> **WHAT IS REQUIRED**
Copy the listing below word for word, starting with its first line and ending with the line that contains "- section-gigabyte: [22, 431, 732, 465]".

> **DATASET CONTENT**
_ _ _ _ _ _ _

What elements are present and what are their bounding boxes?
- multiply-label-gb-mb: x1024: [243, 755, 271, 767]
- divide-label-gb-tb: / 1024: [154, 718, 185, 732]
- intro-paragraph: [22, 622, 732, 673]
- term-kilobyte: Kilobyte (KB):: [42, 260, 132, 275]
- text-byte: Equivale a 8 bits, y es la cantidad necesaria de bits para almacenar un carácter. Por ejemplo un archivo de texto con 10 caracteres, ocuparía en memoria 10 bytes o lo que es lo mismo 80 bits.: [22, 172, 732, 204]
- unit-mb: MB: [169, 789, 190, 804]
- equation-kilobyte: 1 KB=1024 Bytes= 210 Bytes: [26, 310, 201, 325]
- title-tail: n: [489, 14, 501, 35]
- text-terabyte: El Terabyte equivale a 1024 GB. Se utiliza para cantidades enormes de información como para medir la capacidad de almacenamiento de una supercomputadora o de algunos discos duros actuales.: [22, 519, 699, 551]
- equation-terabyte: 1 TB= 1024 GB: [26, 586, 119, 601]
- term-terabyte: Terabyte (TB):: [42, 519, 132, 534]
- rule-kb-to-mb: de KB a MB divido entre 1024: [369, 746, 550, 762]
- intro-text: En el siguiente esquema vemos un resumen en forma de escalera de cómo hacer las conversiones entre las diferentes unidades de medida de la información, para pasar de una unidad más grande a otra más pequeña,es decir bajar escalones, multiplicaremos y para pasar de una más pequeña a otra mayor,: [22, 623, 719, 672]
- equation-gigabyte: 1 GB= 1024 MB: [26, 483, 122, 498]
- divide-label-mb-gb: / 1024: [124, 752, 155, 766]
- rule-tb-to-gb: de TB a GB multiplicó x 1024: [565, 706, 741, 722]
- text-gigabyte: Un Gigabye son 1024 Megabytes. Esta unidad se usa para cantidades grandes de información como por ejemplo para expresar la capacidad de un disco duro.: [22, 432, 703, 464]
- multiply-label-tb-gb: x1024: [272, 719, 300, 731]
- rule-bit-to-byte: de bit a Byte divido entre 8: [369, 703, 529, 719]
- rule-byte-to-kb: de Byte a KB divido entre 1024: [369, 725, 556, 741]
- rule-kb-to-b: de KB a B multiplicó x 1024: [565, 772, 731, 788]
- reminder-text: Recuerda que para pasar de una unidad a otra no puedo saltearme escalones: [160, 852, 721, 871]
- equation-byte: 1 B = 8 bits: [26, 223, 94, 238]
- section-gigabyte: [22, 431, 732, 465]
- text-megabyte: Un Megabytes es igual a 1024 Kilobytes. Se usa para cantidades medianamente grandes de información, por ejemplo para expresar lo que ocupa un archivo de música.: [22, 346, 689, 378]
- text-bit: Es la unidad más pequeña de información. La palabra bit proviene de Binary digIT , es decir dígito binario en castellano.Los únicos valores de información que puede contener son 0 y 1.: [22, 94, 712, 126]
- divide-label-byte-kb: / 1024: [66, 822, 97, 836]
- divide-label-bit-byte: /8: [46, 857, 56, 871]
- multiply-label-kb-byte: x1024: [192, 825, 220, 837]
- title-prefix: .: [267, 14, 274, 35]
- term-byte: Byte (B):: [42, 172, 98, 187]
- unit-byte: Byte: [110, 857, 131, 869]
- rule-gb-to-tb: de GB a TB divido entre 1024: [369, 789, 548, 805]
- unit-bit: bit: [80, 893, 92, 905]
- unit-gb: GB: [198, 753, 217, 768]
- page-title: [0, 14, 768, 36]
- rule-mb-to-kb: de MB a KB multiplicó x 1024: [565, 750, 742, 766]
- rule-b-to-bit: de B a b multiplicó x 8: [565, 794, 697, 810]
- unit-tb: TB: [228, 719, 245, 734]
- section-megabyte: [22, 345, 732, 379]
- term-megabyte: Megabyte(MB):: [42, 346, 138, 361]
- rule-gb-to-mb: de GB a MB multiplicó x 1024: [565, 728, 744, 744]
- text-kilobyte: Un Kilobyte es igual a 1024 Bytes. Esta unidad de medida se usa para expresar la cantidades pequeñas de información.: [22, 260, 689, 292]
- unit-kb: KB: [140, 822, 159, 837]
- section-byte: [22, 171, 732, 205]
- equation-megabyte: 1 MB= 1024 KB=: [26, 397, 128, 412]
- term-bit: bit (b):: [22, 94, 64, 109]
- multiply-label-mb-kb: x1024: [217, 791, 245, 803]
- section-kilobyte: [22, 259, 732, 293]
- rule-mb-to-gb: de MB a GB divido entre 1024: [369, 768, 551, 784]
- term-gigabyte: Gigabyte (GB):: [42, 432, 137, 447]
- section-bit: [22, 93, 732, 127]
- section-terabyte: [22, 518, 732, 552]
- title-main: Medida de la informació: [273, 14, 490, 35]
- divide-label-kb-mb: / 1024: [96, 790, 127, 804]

_ _ _ _ _ _ _

> **TASK RESULT**
What elements are present and what are their bounding boxes?
- multiply-label-gb-mb: x1024: [243, 755, 271, 767]
- divide-label-gb-tb: / 1024: [154, 718, 185, 732]
- intro-paragraph: [22, 622, 732, 673]
- term-kilobyte: Kilobyte (KB):: [42, 260, 132, 275]
- text-byte: Equivale a 8 bits, y es la cantidad necesaria de bits para almacenar un carácter. Por ejemplo un archivo de texto con 10 caracteres, ocuparía en memoria 10 bytes o lo que es lo mismo 80 bits.: [22, 172, 732, 204]
- unit-mb: MB: [169, 789, 190, 804]
- equation-kilobyte: 1 KB=1024 Bytes= 210 Bytes: [26, 310, 201, 325]
- title-tail: n: [489, 14, 501, 35]
- text-terabyte: El Terabyte equivale a 1024 GB. Se utiliza para cantidades enormes de información como para medir la capacidad de almacenamiento de una supercomputadora o de algunos discos duros actuales.: [22, 519, 699, 551]
- equation-terabyte: 1 TB= 1024 GB: [26, 586, 119, 601]
- term-terabyte: Terabyte (TB):: [42, 519, 132, 534]
- rule-kb-to-mb: de KB a MB divido entre 1024: [369, 746, 550, 762]
- intro-text: En el siguiente esquema vemos un resumen en forma de escalera de cómo hacer las conversiones entre las diferentes unidades de medida de la información, para pasar de una unidad más grande a otra más pequeña,es decir bajar escalones, multiplicaremos y para pasar de una más pequeña a otra mayor,: [22, 623, 719, 672]
- equation-gigabyte: 1 GB= 1024 MB: [26, 483, 122, 498]
- divide-label-mb-gb: / 1024: [124, 752, 155, 766]
- rule-tb-to-gb: de TB a GB multiplicó x 1024: [565, 706, 741, 722]
- text-gigabyte: Un Gigabye son 1024 Megabytes. Esta unidad se usa para cantidades grandes de información como por ejemplo para expresar la capacidad de un disco duro.: [22, 432, 703, 464]
- multiply-label-tb-gb: x1024: [272, 719, 300, 731]
- rule-bit-to-byte: de bit a Byte divido entre 8: [369, 703, 529, 719]
- rule-byte-to-kb: de Byte a KB divido entre 1024: [369, 725, 556, 741]
- rule-kb-to-b: de KB a B multiplicó x 1024: [565, 772, 731, 788]
- reminder-text: Recuerda que para pasar de una unidad a otra no puedo saltearme escalones: [160, 852, 721, 871]
- equation-byte: 1 B = 8 bits: [26, 223, 94, 238]
- section-gigabyte: [22, 431, 732, 465]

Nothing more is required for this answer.